[Collected data entries]

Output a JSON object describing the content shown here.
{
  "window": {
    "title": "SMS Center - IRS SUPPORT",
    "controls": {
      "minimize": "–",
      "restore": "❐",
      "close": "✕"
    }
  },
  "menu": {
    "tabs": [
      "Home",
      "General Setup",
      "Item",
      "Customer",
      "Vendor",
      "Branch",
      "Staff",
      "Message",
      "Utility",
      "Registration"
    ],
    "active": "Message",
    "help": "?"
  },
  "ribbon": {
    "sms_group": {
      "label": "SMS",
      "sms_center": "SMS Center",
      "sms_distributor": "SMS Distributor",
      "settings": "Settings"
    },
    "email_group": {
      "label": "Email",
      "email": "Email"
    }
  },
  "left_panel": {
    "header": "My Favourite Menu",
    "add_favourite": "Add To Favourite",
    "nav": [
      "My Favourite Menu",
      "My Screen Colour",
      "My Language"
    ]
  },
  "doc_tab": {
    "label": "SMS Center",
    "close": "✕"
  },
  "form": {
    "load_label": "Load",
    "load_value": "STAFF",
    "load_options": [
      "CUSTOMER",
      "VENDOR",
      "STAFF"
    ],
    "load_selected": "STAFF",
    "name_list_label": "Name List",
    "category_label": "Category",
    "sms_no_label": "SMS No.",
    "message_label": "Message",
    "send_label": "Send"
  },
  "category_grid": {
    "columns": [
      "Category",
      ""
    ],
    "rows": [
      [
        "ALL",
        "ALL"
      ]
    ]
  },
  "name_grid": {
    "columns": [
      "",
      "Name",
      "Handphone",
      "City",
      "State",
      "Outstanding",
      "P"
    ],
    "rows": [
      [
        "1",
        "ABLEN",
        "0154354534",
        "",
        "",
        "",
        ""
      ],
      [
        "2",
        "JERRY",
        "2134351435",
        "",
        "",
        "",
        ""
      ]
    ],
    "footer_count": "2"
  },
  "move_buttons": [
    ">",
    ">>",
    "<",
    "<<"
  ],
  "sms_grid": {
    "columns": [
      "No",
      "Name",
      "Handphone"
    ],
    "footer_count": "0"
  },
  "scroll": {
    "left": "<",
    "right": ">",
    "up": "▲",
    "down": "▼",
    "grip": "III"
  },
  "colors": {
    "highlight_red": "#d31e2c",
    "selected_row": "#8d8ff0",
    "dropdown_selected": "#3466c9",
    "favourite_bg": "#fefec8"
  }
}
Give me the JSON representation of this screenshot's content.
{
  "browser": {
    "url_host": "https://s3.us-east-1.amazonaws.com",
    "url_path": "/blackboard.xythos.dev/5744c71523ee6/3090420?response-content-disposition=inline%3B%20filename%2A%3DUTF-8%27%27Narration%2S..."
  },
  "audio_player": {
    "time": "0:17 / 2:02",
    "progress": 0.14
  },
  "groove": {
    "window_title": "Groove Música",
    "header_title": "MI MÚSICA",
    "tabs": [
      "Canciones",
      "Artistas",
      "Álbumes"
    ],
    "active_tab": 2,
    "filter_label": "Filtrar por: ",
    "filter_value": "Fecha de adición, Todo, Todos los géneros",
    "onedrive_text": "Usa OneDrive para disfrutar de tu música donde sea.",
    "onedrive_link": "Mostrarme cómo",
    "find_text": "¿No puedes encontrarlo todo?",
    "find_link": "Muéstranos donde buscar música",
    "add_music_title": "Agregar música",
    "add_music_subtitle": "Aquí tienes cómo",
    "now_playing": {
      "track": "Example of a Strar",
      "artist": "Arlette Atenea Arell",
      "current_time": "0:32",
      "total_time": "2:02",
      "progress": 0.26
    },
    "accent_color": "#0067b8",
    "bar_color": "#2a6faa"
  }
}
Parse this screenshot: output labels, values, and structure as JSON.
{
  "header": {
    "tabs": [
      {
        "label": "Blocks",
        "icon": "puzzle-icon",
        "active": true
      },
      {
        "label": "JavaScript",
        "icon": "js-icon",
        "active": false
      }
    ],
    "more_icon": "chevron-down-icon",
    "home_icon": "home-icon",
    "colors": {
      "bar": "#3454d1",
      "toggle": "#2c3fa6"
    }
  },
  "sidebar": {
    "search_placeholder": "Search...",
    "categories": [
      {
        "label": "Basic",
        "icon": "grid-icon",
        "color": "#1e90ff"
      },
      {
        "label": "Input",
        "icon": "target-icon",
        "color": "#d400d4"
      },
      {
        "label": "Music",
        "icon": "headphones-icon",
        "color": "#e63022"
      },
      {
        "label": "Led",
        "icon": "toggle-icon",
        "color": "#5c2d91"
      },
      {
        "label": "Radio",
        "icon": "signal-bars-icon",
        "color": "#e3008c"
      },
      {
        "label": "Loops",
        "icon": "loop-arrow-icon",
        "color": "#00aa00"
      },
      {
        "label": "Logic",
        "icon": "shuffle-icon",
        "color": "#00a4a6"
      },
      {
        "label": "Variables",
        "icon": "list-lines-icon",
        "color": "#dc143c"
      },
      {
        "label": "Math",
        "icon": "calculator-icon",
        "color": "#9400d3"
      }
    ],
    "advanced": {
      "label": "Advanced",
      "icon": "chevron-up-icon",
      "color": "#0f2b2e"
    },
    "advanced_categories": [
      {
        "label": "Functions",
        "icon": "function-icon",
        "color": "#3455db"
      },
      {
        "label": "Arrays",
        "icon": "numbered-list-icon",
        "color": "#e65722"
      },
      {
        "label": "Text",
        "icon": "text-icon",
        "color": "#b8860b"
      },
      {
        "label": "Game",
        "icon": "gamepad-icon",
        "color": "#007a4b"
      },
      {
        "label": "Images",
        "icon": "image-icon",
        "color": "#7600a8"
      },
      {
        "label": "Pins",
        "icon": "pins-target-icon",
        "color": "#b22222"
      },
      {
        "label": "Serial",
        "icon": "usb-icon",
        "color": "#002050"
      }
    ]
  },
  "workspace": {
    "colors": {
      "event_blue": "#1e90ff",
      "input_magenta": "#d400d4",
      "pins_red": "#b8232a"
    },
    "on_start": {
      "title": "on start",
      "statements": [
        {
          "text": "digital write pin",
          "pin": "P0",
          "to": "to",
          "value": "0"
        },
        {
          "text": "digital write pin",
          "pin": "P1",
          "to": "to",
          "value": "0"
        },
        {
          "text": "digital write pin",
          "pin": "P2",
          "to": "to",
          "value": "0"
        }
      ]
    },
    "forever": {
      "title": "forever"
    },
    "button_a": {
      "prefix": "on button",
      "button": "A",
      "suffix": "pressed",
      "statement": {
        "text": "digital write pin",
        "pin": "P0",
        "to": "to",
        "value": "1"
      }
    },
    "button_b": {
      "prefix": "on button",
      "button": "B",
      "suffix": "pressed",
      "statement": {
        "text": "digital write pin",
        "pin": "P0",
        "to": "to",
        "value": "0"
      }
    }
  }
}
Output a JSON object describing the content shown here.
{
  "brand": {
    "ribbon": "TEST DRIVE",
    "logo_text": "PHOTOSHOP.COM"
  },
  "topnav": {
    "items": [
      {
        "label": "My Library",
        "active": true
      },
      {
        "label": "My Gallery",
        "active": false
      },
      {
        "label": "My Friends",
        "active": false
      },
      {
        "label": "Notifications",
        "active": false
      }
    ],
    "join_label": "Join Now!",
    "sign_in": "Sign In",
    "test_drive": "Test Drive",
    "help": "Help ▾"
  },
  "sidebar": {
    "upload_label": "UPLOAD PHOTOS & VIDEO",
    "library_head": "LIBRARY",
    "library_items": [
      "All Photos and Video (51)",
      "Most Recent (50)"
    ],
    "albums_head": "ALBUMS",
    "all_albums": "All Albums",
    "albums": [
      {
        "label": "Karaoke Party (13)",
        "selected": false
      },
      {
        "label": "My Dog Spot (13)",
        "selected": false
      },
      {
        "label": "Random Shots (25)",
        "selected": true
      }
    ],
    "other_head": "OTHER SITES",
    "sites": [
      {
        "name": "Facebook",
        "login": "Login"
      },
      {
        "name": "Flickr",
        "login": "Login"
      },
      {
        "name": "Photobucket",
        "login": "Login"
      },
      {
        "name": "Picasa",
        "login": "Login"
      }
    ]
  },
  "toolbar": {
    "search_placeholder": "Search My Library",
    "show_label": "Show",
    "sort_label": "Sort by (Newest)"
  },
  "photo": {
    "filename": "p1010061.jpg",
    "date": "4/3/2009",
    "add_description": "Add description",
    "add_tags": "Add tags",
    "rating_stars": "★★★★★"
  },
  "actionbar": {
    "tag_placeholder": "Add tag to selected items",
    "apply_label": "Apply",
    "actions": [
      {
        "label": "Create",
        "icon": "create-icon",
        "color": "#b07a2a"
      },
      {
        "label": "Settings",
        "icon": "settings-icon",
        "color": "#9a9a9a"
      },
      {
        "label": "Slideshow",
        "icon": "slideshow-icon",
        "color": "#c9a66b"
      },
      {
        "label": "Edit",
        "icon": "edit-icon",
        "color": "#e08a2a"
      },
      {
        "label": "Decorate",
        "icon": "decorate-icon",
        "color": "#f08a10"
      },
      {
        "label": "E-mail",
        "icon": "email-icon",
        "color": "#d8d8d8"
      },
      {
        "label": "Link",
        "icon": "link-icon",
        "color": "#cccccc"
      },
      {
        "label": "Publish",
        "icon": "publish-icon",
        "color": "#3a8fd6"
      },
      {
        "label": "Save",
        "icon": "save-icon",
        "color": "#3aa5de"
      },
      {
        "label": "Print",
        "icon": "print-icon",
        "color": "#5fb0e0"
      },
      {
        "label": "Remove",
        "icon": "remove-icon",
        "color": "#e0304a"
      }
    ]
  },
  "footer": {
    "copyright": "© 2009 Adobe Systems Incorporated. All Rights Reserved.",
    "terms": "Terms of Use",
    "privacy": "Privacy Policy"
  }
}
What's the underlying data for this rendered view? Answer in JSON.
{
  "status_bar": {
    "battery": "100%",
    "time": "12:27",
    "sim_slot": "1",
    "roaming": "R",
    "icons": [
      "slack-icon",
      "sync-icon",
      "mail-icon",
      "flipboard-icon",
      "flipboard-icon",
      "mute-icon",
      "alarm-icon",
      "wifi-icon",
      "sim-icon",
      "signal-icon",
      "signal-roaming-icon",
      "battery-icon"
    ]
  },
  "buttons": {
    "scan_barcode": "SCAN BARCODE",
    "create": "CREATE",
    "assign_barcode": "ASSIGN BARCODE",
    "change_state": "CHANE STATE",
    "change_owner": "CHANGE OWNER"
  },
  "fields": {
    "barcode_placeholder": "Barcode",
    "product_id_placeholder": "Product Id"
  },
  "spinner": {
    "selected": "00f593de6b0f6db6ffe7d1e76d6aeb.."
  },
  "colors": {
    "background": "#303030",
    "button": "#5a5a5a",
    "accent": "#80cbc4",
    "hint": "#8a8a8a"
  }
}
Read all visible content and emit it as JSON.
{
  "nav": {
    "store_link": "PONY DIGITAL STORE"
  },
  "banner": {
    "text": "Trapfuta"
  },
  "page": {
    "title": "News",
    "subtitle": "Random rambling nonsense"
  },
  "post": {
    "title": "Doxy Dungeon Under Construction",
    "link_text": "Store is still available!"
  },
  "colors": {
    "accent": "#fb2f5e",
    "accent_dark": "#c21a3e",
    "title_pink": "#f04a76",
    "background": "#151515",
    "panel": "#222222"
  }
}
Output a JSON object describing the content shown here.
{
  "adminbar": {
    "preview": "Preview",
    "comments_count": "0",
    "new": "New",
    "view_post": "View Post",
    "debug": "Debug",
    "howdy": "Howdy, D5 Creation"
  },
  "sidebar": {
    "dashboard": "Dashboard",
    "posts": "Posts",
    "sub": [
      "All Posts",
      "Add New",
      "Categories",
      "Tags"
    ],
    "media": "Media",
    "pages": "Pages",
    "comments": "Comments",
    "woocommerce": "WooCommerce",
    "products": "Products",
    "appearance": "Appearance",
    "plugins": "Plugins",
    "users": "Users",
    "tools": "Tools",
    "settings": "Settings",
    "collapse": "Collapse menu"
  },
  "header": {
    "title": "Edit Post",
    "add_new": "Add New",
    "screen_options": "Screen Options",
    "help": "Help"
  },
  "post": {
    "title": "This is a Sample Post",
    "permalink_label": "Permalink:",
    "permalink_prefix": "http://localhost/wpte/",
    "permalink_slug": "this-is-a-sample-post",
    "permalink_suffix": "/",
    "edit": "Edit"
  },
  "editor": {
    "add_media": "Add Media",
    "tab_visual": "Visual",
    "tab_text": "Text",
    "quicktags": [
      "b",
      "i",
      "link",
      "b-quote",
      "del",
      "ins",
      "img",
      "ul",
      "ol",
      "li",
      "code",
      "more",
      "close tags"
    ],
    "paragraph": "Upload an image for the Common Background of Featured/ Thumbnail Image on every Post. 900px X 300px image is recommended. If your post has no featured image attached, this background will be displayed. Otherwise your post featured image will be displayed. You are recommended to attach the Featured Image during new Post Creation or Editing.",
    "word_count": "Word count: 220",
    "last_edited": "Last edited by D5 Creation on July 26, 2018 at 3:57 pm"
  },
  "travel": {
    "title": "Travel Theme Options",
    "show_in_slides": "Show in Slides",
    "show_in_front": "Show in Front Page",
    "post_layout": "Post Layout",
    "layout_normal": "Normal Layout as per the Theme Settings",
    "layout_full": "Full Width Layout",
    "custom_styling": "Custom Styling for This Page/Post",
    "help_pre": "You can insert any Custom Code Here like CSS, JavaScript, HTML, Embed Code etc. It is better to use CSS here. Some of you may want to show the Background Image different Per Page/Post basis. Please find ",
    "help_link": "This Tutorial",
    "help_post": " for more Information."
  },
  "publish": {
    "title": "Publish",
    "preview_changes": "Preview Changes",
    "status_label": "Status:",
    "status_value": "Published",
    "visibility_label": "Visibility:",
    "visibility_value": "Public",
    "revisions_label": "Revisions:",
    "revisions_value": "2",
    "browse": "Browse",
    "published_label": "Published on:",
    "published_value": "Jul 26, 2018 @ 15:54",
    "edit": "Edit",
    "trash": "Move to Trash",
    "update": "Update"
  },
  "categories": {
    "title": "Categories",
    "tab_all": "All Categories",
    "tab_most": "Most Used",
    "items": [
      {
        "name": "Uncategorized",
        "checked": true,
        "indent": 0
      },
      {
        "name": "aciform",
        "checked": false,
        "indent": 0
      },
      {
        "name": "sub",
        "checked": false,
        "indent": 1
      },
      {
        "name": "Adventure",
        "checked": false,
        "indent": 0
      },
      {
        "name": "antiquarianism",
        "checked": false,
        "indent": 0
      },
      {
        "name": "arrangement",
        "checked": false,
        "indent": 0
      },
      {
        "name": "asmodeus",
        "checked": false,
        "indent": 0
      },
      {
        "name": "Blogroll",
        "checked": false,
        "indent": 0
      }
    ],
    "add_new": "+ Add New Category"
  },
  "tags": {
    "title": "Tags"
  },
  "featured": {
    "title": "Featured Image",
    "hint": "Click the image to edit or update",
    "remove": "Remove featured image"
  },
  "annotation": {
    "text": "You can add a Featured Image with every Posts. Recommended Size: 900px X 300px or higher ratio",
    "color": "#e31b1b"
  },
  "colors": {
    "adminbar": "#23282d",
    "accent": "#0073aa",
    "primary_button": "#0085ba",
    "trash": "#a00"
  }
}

_Aim of the exercise_
Show each line holding the word "Message".

_Solved exercise_
      "Message",
    "active": "Message",
    "message_label": "Message",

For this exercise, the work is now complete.